*WHAT THIS TASK INVOLVES*
Convert every line of the items below into a JSON list of strings, one string per line, omitting blank lines and the picture placeholders.

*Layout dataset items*
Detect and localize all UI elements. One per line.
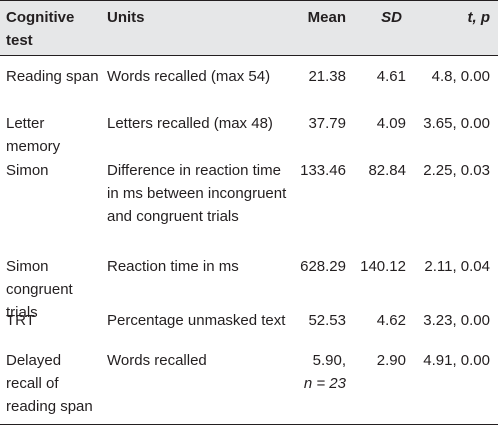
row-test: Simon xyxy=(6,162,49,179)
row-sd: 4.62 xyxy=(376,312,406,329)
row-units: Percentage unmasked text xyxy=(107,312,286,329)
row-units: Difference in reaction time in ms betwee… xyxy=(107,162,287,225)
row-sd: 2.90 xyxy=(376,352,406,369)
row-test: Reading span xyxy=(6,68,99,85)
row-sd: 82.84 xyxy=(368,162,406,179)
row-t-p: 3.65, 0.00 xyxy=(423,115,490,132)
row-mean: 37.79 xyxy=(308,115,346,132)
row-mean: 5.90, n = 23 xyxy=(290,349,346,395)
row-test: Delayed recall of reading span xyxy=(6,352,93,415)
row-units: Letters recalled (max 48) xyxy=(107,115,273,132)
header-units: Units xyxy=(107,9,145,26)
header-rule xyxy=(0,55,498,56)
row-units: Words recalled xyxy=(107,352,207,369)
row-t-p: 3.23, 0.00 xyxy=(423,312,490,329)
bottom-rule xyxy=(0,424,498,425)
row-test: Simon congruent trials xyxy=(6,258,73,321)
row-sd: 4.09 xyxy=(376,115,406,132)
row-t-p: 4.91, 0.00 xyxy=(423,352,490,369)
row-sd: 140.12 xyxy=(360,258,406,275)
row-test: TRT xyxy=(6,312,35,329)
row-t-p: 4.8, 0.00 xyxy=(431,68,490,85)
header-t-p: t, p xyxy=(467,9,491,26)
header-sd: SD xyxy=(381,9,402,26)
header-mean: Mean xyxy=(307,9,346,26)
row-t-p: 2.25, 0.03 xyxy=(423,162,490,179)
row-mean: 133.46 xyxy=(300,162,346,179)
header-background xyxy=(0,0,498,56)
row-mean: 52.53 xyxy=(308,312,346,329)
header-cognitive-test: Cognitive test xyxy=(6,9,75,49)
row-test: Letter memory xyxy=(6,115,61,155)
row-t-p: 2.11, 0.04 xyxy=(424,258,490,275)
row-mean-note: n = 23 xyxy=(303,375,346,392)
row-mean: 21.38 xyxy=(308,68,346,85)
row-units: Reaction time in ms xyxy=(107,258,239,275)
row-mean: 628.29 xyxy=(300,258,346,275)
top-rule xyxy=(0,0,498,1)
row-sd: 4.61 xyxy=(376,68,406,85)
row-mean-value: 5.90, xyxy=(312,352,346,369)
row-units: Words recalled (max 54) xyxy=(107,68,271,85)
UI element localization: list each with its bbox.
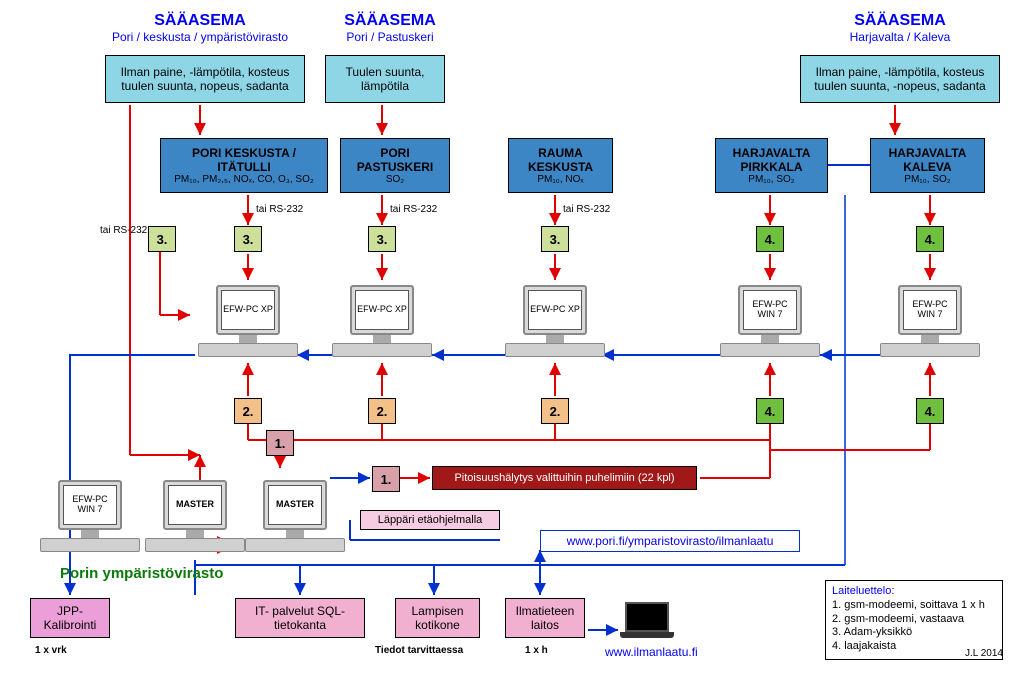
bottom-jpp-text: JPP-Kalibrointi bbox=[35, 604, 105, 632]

*RESPONSE*
[
  "Detect and localize all UI elements. One per line.",
  "row-test: Simon xyxy=(6,162,49,179)",
  "row-sd: 4.62 xyxy=(376,312,406,329)",
  "row-units: Percentage unmasked text xyxy=(107,312,286,329)",
  "row-units: Difference in reaction time in ms betwee… xyxy=(107,162,287,225)",
  "row-sd: 2.90 xyxy=(376,352,406,369)",
  "row-test: Reading span xyxy=(6,68,99,85)",
  "row-sd: 82.84 xyxy=(368,162,406,179)",
  "row-t-p: 3.65, 0.00 xyxy=(423,115,490,132)",
  "row-mean: 37.79 xyxy=(308,115,346,132)",
  "row-mean: 5.90, n = 23 xyxy=(290,349,346,395)",
  "row-test: Delayed recall of reading span xyxy=(6,352,93,415)",
  "row-units: Letters recalled (max 48) xyxy=(107,115,273,132)",
  "header-units: Units xyxy=(107,9,145,26)",
  "header-rule xyxy=(0,55,498,56)",
  "row-units: Words recalled xyxy=(107,352,207,369)",
  "row-t-p: 3.23, 0.00 xyxy=(423,312,490,329)",
  "bottom-rule xyxy=(0,424,498,425)",
  "row-test: Simon congruent trials xyxy=(6,258,73,321)",
  "row-sd: 4.09 xyxy=(376,115,406,132)",
  "row-t-p: 4.91, 0.00 xyxy=(423,352,490,369)",
  "row-sd: 140.12 xyxy=(360,258,406,275)",
  "row-test: TRT xyxy=(6,312,35,329)",
  "row-t-p: 4.8, 0.00 xyxy=(431,68,490,85)",
  "header-t-p: t, p xyxy=(467,9,491,26)",
  "header-sd: SD xyxy=(381,9,402,26)",
  "header-mean: Mean xyxy=(307,9,346,26)",
  "row-t-p: 2.25, 0.03 xyxy=(423,162,490,179)",
  "row-mean: 133.46 xyxy=(300,162,346,179)",
  "header-background xyxy=(0,0,498,56)",
  "row-mean: 52.53 xyxy=(308,312,346,329)",
  "header-cognitive-test: Cognitive test xyxy=(6,9,75,49)",
  "row-test: Letter memory xyxy=(6,115,61,155)",
  "row-t-p: 2.11, 0.04 xyxy=(424,258,490,275)",
  "row-mean-note: n = 23 xyxy=(303,375,346,392)",
  "row-mean: 21.38 xyxy=(308,68,346,85)",
  "row-units: Reaction time in ms xyxy=(107,258,239,275)",
  "row-mean: 628.29 xyxy=(300,258,346,275)",
  "top-rule xyxy=(0,0,498,1)",
  "row-sd: 4.61 xyxy=(376,68,406,85)",
  "row-mean-value: 5.90, xyxy=(312,352,346,369)",
  "row-units: Words recalled (max 54) xyxy=(107,68,271,85)",
  "UI element localization: list each with its bbox.",
  "bottom-jpp-text: JPP-Kalibrointi bbox=[35, 604, 105, 632]"
]